Task details » Go over the entries below line by line, copying each one that contains the word "trong".

Records for the exercise »
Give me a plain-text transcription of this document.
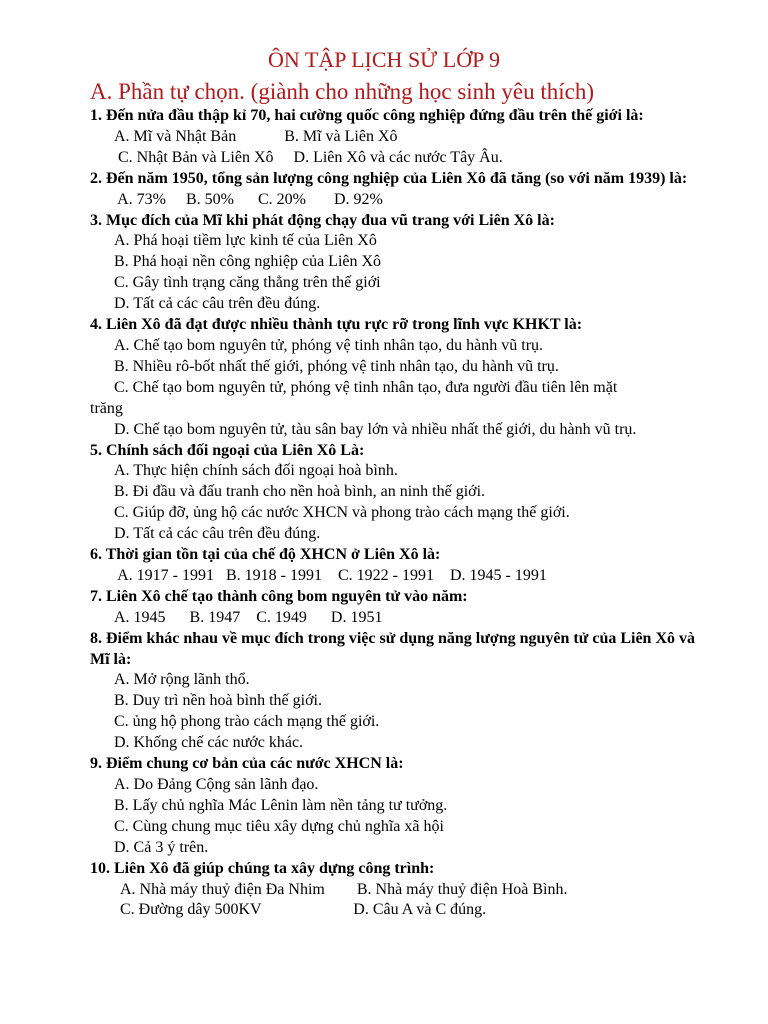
ÔN TẬP LỊCH SỬ LỚP 9
A. Phần tự chọn. (giành cho những học sinh yêu thích)
1. Đến nửa đầu thập kỉ 70, hai cường quốc công nghiệp đứng đầu trên thế giới là:
A. Mĩ và Nhật Bản            B. Mĩ và Liên Xô
C. Nhật Bản và Liên Xô     D. Liên Xô và các nước Tây Âu.
2. Đến năm 1950, tổng sản lượng công nghiệp của Liên Xô đã tăng (so với năm 1939) là:
A. 73%     B. 50%      C. 20%       D. 92%
3. Mục đích của Mĩ khi phát động chạy đua vũ trang với Liên Xô là:
A. Phá hoại tiềm lực kinh tế của Liên Xô
B. Phá hoại nền công nghiệp của Liên Xô
C. Gây tình trạng căng thẳng trên thế giới
D. Tất cả các câu trên đều đúng.
4. Liên Xô đã đạt được nhiều thành tựu rực rỡ trong lĩnh vực KHKT là:
A. Chế tạo bom nguyên tử, phóng vệ tinh nhân tạo, du hành vũ trụ.
B. Nhiều rô-bốt nhất thế giới, phóng vệ tinh nhân tạo, du hành vũ trụ.
C. Chế tạo bom nguyên tử, phóng vệ tinh nhân tạo, đưa người đầu tiên lên mặt
trăng
D. Chế tạo bom nguyên tử, tàu sân bay lớn và nhiều nhất thế giới, du hành vũ trụ.
5. Chính sách đối ngoại của Liên Xô Là:
A. Thực hiện chính sách đối ngoại hoà bình.
B. Đi đầu và đấu tranh cho nền hoà bình, an ninh thế giới.
C. Giúp đỡ, ủng hộ các nước XHCN và phong trào cách mạng thế giới.
D. Tất cả các câu trên đều đúng.
6. Thời gian tồn tại của chế độ XHCN ở Liên Xô là:
A. 1917 - 1991   B. 1918 - 1991    C. 1922 - 1991    D. 1945 - 1991
7. Liên Xô chế tạo thành công bom nguyên tử vào năm:
A. 1945      B. 1947    C. 1949      D. 1951
8. Điểm khác nhau về mục đích trong việc sử dụng năng lượng nguyên tử của Liên Xô và Mĩ là:
A. Mở rộng lãnh thổ.
B. Duy trì nền hoà bình thế giới.
C. ủng hộ phong trào cách mạng thế giới.
D. Khống chế các nước khác.
9. Điểm chung cơ bản của các nước XHCN là:
A. Do Đảng Cộng sản lãnh đạo.
B. Lấy chủ nghĩa Mác Lênin làm nền tảng tư tưởng.
C. Cùng chung mục tiêu xây dựng chủ nghĩa xã hội
D. Cả 3 ý trên.
10. Liên Xô đã giúp chúng ta xây dựng công trình:
A. Nhà máy thuỷ điện Đa Nhim        B. Nhà máy thuỷ điện Hoà Bình.
C. Đường dây 500KV                       D. Câu A và C đúng.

The response »
4. Liên Xô đã đạt được nhiều thành tựu rực rỡ trong lĩnh vực KHKT là:
8. Điểm khác nhau về mục đích trong việc sử dụng năng lượng nguyên tử của Liên Xô và Mĩ là:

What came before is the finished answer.